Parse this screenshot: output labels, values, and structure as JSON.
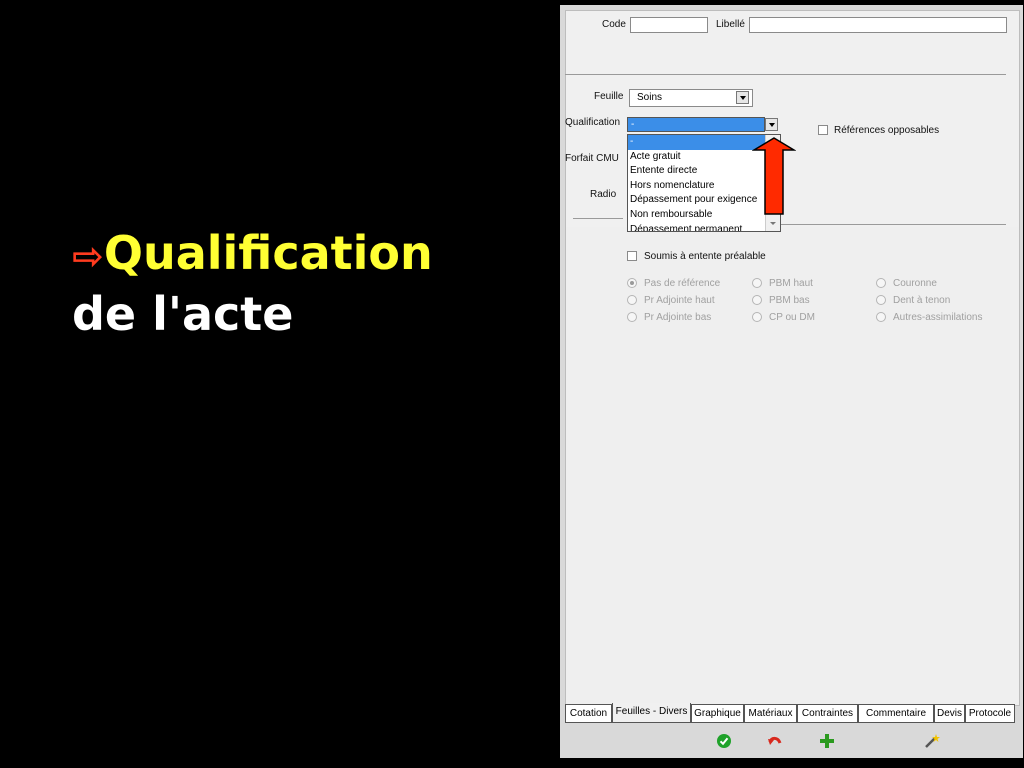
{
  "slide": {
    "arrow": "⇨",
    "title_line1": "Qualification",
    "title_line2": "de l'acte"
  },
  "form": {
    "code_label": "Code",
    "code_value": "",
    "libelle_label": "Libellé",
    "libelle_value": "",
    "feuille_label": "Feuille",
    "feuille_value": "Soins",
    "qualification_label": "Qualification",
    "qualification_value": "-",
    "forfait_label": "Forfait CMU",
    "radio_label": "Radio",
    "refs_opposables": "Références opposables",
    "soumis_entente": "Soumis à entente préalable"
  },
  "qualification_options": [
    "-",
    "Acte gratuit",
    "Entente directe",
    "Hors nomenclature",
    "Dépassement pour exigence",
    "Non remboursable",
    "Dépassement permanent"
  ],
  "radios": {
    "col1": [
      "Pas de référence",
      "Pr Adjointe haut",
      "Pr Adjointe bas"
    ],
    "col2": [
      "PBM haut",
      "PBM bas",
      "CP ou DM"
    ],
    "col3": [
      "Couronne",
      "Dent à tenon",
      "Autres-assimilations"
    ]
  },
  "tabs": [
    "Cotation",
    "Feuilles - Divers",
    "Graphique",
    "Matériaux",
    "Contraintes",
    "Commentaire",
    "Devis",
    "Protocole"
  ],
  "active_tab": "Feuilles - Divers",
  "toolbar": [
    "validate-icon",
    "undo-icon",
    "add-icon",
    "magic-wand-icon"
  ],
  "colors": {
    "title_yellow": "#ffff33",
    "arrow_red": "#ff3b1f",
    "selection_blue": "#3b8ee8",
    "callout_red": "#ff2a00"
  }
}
* * *
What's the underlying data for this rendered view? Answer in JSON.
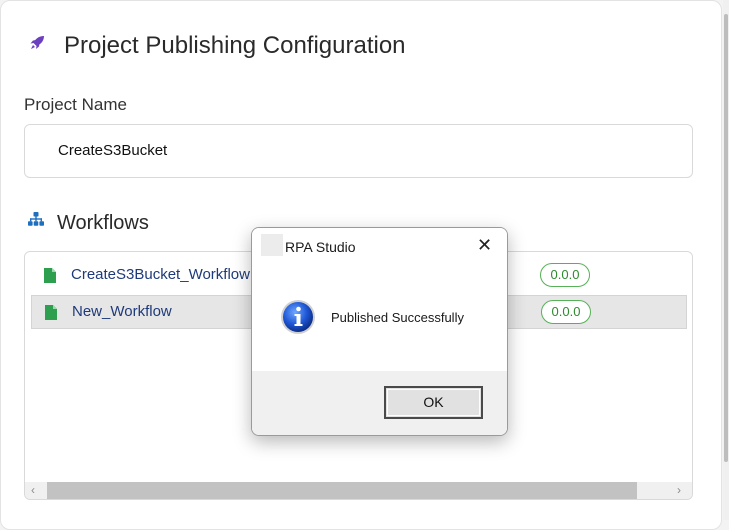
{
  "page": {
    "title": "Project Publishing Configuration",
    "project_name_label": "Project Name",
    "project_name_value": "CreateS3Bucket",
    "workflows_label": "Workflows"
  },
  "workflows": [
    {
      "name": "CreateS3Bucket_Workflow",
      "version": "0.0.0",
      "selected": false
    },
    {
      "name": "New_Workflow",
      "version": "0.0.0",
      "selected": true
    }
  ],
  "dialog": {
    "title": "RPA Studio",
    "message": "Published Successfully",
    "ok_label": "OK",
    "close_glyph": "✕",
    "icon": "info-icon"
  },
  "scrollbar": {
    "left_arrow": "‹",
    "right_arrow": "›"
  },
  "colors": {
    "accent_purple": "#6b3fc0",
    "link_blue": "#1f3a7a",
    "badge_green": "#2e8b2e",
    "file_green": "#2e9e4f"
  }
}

— Work to do —
Work out how many lines of the material above contain the word "Dépassement", then give only that figure.

— Result of the task —
2